All of the records below should be output exactly.

Records for the exercise:
__________________________________________________

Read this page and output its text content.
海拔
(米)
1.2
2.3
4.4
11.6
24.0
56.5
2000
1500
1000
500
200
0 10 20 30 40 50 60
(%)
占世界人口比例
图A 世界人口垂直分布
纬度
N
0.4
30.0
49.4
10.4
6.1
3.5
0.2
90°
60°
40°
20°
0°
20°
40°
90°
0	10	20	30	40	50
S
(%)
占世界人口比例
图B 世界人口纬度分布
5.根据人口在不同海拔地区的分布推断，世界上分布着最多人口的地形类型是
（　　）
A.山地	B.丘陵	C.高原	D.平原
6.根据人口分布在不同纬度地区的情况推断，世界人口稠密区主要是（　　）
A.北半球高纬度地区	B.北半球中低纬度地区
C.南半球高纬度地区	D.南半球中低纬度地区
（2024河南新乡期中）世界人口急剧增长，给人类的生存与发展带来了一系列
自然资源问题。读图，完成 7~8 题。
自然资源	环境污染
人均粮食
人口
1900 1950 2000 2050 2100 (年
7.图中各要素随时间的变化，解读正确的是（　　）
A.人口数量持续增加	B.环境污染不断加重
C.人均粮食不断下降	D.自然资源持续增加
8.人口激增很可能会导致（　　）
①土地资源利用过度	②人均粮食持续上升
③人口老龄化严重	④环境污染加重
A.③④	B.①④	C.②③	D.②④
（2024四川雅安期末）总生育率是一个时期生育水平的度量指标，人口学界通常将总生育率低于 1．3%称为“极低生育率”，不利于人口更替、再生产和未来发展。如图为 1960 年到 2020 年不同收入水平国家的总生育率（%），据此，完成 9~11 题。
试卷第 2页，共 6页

__________________________________________________

Expected answer:
Read this page and output its text content.
海拔
(米)
1.2
2.3
4.4
11.6
24.0
56.5
2000
1500
1000
500
200
0 10 20 30 40 50 60
(%)
占世界人口比例
图A 世界人口垂直分布
纬度
N
0.4
30.0
49.4
10.4
6.1
3.5
0.2
90°
60°
40°
20°
0°
20°
40°
90°
0	10	20	30	40	50
S
(%)
占世界人口比例
图B 世界人口纬度分布
5.根据人口在不同海拔地区的分布推断，世界上分布着最多人口的地形类型是
（　　）
A.山地	B.丘陵	C.高原	D.平原
6.根据人口分布在不同纬度地区的情况推断，世界人口稠密区主要是（　　）
A.北半球高纬度地区	B.北半球中低纬度地区
C.南半球高纬度地区	D.南半球中低纬度地区
（2024河南新乡期中）世界人口急剧增长，给人类的生存与发展带来了一系列
自然资源问题。读图，完成 7~8 题。
自然资源	环境污染
人均粮食
人口
1900 1950 2000 2050 2100 (年
7.图中各要素随时间的变化，解读正确的是（　　）
A.人口数量持续增加	B.环境污染不断加重
C.人均粮食不断下降	D.自然资源持续增加
8.人口激增很可能会导致（　　）
①土地资源利用过度	②人均粮食持续上升
③人口老龄化严重	④环境污染加重
A.③④	B.①④	C.②③	D.②④
（2024四川雅安期末）总生育率是一个时期生育水平的度量指标，人口学界通常将总生育率低于 1．3%称为“极低生育率”，不利于人口更替、再生产和未来发展。如图为 1960 年到 2020 年不同收入水平国家的总生育率（%），据此，完成 9~11 题。
试卷第 2页，共 6页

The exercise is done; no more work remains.